--- Supplied information ---
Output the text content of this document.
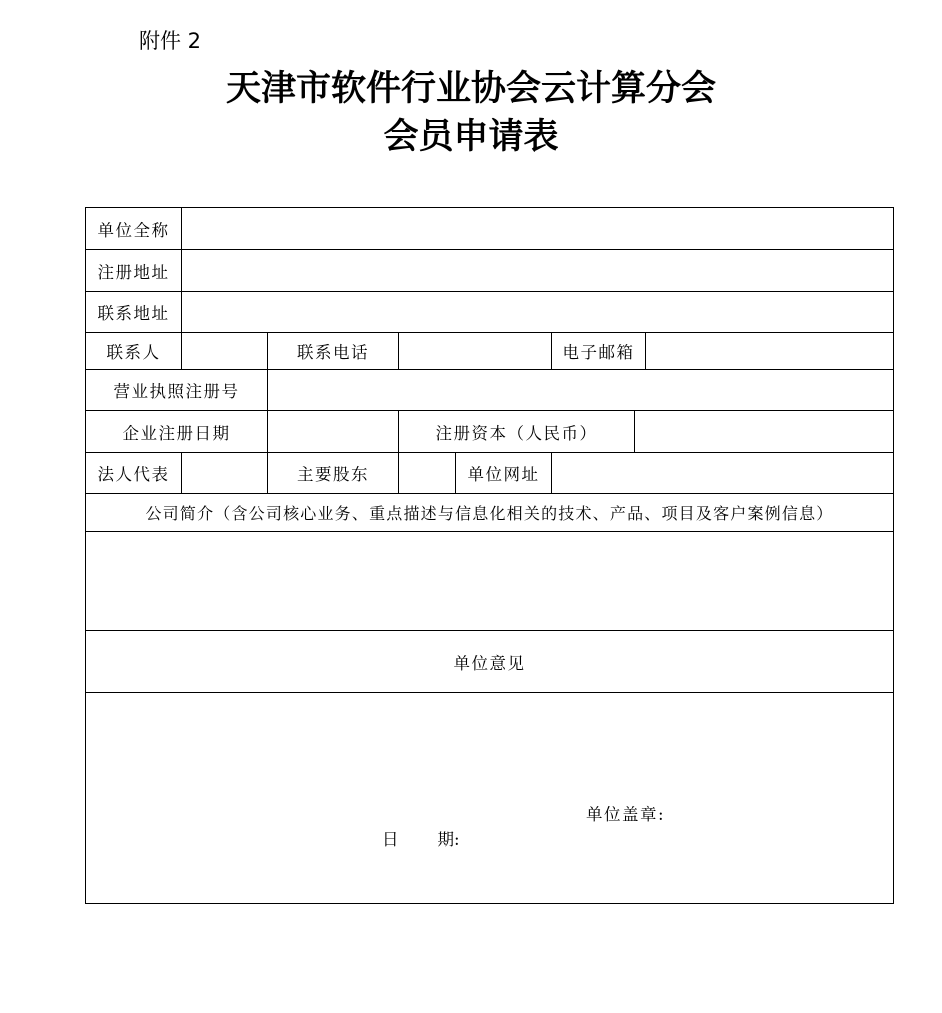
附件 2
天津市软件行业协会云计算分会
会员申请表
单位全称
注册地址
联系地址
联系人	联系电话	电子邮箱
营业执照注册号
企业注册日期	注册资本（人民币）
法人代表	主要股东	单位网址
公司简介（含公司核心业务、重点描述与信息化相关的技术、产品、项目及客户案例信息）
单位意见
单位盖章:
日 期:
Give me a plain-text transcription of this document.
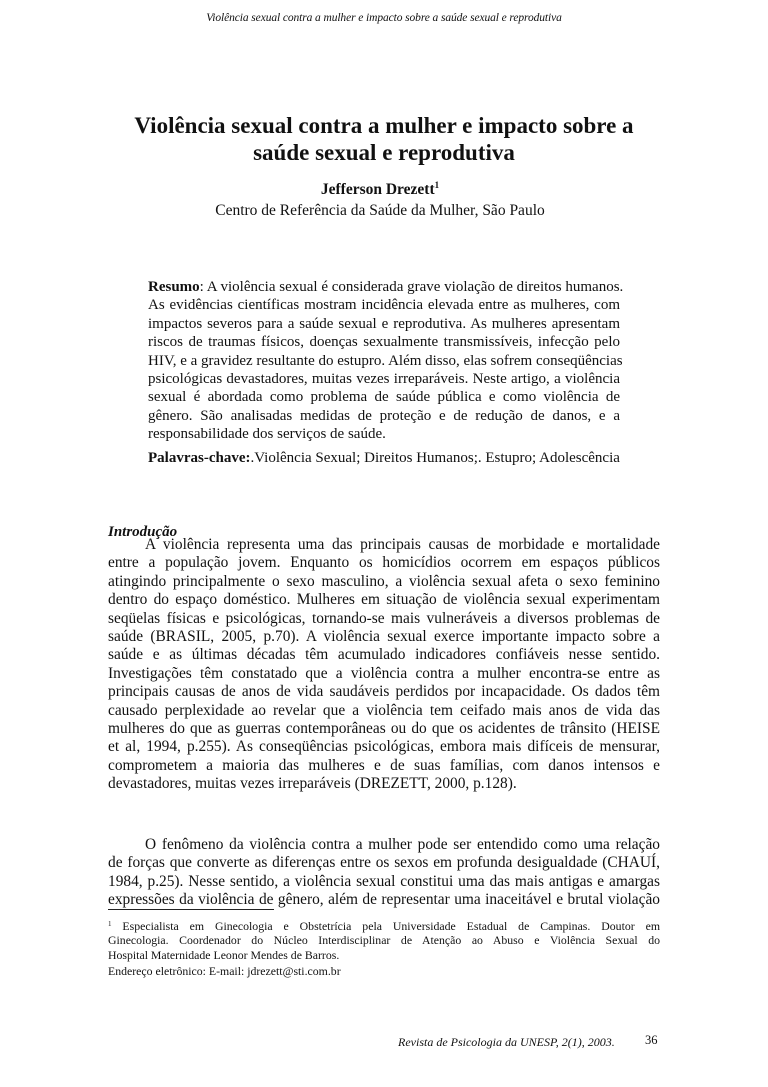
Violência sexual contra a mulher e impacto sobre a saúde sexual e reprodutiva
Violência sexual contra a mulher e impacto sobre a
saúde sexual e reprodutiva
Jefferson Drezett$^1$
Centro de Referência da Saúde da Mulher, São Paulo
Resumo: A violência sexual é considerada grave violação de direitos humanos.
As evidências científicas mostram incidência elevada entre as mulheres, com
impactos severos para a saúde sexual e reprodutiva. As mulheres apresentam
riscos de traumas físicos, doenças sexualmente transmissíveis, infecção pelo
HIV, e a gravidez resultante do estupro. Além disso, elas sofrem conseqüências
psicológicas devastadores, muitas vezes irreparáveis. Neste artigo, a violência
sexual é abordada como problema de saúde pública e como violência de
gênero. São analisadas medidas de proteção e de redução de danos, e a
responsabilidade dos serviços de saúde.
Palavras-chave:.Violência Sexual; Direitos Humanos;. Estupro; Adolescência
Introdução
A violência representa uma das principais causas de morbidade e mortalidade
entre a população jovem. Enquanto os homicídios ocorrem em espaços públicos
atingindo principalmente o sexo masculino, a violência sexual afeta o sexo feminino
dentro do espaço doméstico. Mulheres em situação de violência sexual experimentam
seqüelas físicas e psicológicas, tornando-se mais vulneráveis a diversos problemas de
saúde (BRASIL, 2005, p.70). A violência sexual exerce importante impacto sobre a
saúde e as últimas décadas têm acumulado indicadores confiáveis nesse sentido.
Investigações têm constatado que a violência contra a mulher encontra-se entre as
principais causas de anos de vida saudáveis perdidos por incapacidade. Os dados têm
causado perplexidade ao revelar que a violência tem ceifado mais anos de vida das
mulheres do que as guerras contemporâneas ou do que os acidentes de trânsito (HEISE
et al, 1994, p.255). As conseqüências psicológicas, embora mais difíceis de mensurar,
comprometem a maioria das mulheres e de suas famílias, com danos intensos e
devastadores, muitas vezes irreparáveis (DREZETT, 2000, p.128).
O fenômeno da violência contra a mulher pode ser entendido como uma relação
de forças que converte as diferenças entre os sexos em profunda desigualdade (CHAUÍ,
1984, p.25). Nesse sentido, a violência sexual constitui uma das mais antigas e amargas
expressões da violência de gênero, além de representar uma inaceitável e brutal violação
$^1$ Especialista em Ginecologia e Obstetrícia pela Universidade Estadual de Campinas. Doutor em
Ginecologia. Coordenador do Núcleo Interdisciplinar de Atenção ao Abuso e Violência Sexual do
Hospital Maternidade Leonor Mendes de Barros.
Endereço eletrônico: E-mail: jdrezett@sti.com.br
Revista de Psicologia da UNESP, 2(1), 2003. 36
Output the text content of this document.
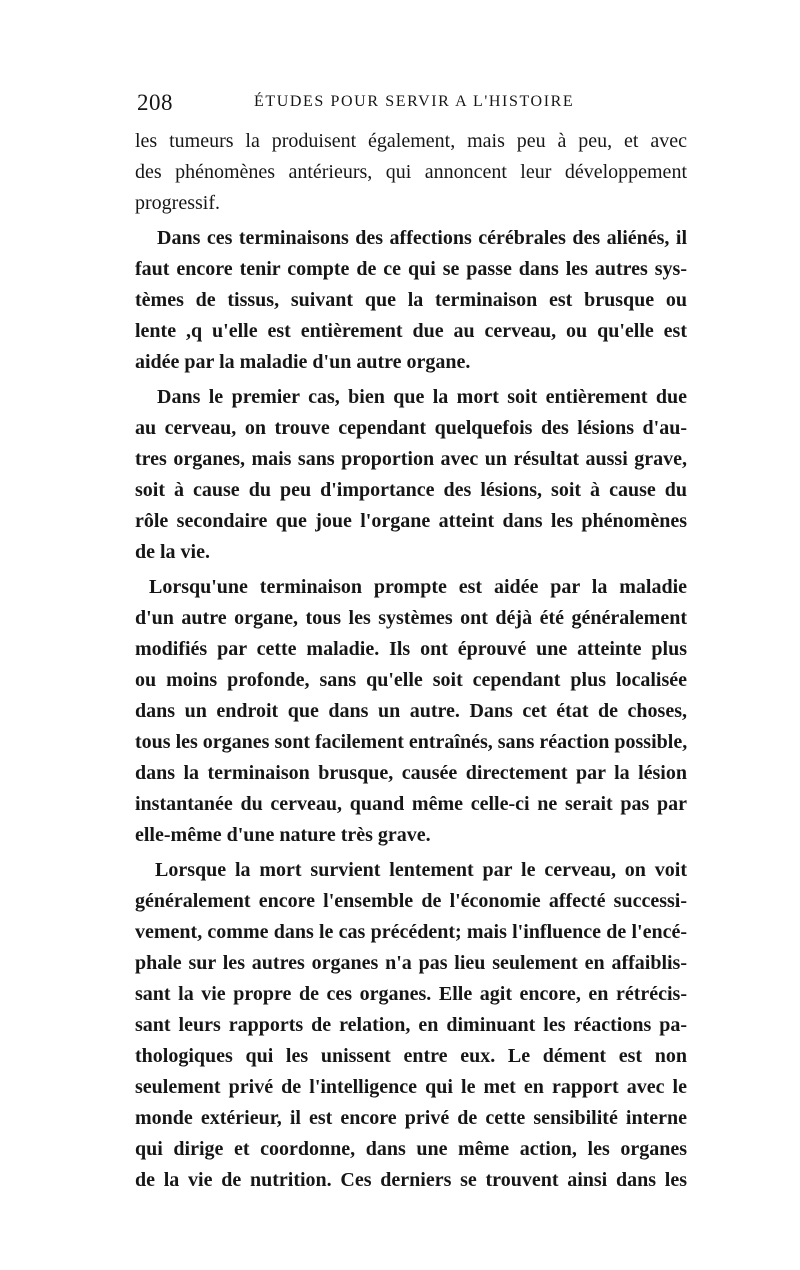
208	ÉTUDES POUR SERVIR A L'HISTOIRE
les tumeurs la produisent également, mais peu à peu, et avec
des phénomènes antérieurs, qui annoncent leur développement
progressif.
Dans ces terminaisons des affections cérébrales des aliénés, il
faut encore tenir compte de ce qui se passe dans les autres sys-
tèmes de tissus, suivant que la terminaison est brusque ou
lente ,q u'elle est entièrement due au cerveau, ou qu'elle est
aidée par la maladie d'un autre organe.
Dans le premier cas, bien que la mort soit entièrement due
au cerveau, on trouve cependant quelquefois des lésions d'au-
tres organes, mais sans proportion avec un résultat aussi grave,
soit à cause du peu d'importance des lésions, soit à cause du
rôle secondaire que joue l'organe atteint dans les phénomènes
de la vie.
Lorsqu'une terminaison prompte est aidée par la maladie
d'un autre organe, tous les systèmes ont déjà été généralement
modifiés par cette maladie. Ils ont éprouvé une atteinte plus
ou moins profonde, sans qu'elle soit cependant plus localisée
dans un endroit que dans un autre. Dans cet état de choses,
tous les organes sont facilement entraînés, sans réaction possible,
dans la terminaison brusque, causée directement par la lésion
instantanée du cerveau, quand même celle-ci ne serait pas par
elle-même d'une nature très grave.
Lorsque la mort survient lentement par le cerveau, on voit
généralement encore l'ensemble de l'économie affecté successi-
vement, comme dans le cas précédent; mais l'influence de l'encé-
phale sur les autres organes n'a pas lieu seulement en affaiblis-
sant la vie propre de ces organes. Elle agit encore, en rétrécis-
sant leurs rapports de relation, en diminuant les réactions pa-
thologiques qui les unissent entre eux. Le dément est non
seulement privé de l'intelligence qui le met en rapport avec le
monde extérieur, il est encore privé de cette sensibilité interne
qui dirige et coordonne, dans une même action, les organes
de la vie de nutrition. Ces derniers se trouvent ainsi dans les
---
Your goal:
Identify the lines of the data that contain the word "principais". Copy each of them.

Result of this task:
A violência representa uma das principais causas de morbidade e mortalidade
principais causas de anos de vida saudáveis perdidos por incapacidade. Os dados têm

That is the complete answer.